> _Task requirements_: Only a number is wanted. Count the lines holding the string "vriesvak".

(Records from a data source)
↓↓↓

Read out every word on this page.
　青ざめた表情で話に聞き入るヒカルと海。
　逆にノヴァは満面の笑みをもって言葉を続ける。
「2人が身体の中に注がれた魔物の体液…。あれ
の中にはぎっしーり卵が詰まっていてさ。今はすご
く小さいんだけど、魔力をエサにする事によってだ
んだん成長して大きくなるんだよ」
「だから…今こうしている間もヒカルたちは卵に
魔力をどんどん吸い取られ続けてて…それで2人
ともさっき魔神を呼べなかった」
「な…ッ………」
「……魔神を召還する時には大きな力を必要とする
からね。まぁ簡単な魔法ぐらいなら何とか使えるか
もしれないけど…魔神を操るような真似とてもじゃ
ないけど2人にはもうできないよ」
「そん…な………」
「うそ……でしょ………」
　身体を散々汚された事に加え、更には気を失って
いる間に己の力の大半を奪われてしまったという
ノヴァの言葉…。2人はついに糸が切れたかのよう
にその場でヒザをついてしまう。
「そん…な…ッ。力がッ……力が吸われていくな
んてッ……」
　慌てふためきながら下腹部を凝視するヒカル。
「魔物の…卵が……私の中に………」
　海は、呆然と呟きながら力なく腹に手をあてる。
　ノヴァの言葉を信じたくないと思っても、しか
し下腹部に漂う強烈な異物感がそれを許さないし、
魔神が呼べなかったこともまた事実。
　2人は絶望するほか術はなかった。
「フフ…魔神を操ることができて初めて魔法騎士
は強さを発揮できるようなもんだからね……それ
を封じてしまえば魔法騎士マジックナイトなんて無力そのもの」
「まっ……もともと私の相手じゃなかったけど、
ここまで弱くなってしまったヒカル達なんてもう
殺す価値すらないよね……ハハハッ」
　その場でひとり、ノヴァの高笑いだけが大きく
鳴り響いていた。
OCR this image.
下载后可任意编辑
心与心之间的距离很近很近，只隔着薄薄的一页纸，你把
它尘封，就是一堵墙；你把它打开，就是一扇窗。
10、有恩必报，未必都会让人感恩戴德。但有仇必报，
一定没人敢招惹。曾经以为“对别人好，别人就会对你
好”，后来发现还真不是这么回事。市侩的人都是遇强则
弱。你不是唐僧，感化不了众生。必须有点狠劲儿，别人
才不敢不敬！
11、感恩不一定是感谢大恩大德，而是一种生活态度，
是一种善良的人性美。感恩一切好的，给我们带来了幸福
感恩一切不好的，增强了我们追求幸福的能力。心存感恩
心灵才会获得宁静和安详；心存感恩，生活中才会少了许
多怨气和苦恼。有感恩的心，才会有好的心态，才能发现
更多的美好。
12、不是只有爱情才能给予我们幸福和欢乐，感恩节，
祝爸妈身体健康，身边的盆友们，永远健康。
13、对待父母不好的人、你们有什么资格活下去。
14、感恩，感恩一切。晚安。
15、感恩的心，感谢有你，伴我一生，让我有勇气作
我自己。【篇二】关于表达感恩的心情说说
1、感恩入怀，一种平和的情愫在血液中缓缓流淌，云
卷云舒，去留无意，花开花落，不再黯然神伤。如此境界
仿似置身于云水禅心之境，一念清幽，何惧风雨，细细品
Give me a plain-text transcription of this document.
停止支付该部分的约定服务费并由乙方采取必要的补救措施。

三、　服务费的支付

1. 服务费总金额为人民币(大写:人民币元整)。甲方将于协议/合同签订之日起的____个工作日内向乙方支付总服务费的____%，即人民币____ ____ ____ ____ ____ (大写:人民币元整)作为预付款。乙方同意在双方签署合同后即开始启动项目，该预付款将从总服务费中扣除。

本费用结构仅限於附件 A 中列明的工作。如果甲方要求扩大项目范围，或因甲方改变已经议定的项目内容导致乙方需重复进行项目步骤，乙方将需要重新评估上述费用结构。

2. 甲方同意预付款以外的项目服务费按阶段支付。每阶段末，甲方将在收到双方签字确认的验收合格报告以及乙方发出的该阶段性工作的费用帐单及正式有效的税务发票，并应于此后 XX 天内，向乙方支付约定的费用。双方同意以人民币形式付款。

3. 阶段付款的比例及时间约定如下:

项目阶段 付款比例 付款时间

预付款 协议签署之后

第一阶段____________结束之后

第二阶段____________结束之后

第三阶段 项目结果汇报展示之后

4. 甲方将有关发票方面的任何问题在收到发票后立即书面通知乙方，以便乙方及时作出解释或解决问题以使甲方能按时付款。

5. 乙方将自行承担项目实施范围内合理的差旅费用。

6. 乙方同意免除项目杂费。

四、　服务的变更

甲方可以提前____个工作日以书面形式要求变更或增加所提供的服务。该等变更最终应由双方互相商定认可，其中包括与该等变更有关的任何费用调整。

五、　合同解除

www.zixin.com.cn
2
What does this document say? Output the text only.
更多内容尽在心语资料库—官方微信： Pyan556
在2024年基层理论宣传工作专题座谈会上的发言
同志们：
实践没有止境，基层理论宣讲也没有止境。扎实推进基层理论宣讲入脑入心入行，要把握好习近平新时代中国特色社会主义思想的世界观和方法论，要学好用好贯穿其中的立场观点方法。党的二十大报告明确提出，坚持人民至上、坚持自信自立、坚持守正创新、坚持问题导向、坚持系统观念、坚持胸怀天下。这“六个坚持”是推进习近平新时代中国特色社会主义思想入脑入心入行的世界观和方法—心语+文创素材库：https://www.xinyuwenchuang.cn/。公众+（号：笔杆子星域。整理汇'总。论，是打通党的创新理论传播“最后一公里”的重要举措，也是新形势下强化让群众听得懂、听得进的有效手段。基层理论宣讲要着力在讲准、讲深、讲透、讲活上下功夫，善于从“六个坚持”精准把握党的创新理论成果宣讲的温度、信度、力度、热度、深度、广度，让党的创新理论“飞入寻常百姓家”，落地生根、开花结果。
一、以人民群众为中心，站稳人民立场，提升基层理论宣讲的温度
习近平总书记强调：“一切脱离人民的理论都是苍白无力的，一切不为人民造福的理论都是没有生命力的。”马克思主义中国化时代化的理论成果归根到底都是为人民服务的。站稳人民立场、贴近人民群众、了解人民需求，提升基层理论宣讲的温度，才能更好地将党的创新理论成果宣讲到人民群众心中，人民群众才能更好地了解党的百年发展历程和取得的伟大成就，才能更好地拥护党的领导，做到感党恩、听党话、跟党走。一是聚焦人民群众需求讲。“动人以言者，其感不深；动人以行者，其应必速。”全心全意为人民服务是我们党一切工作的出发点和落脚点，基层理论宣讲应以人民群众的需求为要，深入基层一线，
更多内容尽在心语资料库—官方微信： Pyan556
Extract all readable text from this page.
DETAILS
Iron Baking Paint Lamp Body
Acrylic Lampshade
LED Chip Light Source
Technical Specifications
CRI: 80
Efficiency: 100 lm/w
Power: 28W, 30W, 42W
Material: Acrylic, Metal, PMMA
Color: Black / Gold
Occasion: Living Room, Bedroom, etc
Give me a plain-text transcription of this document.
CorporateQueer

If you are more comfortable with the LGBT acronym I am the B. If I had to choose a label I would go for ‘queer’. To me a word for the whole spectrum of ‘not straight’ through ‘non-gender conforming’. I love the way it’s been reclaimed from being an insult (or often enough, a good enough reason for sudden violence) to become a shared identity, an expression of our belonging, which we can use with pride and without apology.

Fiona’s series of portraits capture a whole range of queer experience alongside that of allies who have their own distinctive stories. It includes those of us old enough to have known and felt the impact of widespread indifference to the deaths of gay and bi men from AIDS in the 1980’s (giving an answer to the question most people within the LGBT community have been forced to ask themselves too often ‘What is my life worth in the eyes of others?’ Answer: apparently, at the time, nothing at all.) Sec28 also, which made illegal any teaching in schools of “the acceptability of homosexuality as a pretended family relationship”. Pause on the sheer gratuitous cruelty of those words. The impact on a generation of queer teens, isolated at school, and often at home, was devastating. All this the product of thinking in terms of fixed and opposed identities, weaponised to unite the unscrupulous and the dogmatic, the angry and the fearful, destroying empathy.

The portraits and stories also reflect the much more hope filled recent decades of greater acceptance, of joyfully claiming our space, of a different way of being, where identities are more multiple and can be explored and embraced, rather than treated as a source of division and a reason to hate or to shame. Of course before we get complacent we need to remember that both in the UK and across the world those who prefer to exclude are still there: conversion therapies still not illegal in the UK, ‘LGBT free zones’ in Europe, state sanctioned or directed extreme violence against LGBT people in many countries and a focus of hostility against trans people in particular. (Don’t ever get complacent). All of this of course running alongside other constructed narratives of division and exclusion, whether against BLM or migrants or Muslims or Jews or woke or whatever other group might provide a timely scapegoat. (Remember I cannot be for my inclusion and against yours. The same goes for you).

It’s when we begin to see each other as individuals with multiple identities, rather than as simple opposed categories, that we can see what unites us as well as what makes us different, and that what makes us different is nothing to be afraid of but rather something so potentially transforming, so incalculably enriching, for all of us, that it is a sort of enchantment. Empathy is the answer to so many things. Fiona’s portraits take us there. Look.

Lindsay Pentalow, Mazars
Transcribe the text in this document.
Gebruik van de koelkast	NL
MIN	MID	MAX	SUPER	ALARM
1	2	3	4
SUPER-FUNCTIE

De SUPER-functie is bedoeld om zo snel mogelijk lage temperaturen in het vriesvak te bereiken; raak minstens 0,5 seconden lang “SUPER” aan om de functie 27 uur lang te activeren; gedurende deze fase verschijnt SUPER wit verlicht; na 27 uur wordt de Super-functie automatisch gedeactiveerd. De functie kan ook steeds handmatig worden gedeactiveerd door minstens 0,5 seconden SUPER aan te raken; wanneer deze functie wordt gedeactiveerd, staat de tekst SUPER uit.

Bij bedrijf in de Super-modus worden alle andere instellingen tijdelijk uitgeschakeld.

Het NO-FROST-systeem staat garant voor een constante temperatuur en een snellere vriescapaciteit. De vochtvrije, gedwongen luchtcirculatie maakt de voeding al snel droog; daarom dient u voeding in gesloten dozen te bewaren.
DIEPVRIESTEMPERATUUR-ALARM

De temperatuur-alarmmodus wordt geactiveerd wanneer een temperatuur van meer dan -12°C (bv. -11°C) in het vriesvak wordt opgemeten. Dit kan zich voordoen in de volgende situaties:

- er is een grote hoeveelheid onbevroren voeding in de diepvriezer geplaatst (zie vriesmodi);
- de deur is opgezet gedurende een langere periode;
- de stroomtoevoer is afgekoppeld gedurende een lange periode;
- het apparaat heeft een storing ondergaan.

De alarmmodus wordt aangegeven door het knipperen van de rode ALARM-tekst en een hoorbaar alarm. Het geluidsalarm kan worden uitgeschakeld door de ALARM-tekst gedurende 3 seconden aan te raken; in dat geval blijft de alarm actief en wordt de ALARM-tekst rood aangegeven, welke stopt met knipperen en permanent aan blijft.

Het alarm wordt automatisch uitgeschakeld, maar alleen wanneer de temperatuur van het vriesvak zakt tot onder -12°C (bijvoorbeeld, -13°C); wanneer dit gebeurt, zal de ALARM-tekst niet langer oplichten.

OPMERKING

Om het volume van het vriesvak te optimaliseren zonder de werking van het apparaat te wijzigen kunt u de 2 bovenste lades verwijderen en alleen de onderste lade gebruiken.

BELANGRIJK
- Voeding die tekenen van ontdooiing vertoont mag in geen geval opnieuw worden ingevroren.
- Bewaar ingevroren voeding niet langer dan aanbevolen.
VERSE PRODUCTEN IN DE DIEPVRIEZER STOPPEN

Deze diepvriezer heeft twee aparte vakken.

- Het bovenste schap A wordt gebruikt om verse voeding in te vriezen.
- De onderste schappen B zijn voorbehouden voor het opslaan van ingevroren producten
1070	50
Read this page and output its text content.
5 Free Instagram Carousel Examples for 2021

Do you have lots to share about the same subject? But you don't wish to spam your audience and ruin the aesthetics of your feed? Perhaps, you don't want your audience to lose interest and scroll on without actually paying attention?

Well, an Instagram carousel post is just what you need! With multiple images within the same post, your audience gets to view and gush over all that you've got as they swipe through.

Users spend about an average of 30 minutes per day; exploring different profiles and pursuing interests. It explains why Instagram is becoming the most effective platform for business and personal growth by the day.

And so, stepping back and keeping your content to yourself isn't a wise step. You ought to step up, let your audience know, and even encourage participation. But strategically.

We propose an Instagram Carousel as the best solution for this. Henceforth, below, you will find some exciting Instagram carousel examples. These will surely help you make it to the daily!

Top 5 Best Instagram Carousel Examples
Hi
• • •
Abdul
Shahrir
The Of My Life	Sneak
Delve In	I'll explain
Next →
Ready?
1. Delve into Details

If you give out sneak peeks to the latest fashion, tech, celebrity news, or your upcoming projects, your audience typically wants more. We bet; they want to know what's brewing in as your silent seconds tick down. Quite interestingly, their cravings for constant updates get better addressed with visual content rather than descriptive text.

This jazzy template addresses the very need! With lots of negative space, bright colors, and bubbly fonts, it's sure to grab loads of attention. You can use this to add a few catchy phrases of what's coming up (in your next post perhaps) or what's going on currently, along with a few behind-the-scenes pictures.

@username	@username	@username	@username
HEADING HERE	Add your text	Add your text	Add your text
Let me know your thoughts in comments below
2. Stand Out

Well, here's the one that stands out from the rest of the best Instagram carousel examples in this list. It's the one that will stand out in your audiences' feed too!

↑↑↑

> _In response_: 4